= STATED TASK =
Look through the data for the string "marker". Copy every line where it is found.

----------

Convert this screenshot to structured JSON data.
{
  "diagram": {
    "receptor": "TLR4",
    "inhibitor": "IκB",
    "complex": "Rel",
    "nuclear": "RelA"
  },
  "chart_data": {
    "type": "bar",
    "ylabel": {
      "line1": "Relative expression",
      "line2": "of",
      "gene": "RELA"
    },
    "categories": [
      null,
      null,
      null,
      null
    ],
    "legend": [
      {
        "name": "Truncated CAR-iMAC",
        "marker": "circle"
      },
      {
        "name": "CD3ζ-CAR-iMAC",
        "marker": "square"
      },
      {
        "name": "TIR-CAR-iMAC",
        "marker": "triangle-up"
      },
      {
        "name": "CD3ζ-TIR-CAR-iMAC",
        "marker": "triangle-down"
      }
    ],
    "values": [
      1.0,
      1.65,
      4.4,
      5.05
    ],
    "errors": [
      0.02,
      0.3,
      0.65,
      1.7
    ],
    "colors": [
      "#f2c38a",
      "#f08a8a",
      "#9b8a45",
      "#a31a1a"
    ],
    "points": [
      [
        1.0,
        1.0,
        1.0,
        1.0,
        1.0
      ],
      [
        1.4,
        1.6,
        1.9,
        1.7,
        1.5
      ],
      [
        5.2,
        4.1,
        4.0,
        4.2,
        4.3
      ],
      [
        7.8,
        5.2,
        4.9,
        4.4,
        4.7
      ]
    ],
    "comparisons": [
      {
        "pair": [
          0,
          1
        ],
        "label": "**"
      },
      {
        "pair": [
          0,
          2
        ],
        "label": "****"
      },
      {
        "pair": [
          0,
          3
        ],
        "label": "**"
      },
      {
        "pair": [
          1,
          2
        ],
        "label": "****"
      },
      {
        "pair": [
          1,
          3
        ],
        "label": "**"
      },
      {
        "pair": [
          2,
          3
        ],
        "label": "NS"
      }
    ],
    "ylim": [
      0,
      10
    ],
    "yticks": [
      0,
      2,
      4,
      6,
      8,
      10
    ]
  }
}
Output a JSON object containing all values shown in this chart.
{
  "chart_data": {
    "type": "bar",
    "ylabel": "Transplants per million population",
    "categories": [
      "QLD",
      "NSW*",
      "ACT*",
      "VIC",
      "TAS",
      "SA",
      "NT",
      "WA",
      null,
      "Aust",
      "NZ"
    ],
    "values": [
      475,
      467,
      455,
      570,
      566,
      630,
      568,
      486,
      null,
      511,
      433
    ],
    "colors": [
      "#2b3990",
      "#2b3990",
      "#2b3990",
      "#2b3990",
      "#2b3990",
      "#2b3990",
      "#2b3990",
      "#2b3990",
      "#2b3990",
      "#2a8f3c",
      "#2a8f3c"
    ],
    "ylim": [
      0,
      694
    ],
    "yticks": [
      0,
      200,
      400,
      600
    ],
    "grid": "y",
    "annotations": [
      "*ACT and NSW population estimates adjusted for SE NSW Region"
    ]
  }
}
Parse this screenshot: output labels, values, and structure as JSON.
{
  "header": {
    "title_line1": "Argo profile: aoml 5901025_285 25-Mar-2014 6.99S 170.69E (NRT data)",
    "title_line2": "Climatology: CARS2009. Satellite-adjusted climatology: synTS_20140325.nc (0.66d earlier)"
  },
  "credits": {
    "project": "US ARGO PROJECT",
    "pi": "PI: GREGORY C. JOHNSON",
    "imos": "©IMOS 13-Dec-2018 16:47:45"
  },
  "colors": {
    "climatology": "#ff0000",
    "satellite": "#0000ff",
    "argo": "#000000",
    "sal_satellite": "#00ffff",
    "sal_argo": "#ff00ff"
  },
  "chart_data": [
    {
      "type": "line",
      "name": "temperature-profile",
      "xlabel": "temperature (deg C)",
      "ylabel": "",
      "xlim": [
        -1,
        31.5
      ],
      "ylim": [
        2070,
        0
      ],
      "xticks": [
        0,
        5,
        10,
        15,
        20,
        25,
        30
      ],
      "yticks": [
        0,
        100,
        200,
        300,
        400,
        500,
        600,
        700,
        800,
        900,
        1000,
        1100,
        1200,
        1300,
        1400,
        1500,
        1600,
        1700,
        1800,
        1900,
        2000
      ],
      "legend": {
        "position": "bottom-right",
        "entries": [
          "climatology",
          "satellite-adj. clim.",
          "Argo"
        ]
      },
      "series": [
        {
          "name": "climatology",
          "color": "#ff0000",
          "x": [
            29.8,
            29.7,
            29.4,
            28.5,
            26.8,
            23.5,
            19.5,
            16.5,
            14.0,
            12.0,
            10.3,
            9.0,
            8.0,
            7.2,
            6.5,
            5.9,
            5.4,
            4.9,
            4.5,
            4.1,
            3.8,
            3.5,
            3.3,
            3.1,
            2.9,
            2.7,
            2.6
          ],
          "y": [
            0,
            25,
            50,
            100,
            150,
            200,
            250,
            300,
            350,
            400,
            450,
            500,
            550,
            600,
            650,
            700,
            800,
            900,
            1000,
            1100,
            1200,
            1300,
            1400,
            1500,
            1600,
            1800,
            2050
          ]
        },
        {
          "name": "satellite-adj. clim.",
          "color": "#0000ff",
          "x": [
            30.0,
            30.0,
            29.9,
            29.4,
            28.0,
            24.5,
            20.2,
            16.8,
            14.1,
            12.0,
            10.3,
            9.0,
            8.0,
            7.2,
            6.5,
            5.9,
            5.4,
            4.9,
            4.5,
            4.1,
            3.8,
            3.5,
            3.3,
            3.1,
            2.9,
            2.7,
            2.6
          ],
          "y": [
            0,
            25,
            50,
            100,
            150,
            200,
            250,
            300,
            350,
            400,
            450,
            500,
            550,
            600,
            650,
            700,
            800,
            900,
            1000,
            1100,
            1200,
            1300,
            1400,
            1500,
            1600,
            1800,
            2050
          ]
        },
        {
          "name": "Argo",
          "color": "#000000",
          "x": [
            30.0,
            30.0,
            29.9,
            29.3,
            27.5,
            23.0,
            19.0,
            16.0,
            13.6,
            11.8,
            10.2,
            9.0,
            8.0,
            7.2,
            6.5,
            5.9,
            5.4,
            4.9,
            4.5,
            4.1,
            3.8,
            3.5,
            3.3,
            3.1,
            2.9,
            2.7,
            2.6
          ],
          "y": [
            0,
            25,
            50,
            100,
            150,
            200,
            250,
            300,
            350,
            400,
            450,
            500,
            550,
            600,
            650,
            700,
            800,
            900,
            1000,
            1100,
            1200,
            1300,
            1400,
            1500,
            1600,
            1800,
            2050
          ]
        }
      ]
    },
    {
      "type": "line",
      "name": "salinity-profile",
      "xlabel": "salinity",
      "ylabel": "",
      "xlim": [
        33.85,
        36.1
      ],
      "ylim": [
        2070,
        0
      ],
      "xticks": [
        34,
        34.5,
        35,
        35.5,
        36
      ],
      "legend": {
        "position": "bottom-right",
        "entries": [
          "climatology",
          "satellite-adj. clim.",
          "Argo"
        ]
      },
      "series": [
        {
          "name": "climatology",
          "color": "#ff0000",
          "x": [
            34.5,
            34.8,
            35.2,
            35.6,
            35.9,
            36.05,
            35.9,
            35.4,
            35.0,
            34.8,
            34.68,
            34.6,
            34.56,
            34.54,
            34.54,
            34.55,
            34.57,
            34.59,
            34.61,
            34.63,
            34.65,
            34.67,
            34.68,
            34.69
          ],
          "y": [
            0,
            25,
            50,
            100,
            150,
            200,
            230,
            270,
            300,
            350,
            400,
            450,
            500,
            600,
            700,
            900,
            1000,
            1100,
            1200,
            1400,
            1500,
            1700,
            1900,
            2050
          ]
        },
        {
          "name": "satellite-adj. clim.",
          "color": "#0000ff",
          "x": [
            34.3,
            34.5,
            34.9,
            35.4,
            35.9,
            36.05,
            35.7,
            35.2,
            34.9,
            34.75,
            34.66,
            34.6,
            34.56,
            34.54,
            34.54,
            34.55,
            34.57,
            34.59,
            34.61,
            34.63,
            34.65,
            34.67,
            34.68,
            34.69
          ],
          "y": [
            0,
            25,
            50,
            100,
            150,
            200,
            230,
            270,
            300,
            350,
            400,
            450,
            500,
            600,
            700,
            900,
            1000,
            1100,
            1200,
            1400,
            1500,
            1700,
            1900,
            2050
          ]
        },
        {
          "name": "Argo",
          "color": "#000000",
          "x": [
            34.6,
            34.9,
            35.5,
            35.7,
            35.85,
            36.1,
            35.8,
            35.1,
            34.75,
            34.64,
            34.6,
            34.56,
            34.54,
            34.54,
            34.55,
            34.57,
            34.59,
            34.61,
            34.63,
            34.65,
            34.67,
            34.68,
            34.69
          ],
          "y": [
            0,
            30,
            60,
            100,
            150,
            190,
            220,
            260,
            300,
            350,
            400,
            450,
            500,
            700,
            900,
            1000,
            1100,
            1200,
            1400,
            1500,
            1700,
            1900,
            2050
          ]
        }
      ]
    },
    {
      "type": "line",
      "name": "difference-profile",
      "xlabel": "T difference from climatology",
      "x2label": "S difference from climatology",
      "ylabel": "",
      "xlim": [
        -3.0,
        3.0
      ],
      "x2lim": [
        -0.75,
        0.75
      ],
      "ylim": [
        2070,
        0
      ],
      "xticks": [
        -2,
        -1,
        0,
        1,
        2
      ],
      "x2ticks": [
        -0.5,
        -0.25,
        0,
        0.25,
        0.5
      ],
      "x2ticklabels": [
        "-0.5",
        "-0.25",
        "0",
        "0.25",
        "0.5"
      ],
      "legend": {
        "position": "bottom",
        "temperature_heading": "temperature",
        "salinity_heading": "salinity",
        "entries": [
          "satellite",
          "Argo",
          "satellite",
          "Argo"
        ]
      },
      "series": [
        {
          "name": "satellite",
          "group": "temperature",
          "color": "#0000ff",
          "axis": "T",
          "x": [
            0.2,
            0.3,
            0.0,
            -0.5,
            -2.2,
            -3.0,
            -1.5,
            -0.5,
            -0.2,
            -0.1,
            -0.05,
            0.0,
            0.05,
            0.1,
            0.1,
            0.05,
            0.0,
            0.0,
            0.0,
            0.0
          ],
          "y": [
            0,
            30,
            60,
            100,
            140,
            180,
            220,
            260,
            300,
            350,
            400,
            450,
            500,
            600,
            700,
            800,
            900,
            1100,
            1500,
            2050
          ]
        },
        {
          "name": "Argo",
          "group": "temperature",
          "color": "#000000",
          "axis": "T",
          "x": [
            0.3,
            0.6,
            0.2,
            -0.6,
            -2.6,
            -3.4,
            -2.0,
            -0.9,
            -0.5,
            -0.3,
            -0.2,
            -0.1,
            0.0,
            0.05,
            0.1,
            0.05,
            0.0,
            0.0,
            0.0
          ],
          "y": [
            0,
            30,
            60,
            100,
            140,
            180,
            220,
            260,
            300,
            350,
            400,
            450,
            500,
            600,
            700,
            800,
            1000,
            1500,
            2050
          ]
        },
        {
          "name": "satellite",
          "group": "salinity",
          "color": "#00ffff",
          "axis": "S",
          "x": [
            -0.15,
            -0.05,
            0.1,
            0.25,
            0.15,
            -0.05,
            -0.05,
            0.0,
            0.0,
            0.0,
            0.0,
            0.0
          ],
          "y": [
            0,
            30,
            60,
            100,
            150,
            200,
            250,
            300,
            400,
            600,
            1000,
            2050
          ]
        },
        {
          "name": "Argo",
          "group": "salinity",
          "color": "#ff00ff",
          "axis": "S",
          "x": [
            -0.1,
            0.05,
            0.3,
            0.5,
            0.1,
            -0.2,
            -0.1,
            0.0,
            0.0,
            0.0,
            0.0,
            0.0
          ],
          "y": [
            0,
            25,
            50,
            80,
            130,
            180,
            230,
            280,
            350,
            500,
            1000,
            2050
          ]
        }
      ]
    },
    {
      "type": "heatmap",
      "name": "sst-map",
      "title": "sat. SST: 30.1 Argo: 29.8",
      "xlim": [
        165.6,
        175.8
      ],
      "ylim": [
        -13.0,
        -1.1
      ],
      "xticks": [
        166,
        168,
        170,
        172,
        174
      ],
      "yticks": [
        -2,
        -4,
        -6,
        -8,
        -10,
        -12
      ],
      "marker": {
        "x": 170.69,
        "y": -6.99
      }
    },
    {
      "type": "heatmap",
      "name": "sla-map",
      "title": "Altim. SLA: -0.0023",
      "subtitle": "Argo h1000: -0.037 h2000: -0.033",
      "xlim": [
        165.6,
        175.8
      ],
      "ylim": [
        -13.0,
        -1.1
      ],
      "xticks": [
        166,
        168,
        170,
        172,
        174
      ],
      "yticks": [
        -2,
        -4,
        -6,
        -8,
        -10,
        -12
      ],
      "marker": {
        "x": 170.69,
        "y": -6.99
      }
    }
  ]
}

----------

= FINAL ANSWER =
        "marker": "circle"
        "marker": "square"
        "marker": "triangle-up"
        "marker": "triangle-down"
      "marker": {
      "marker": {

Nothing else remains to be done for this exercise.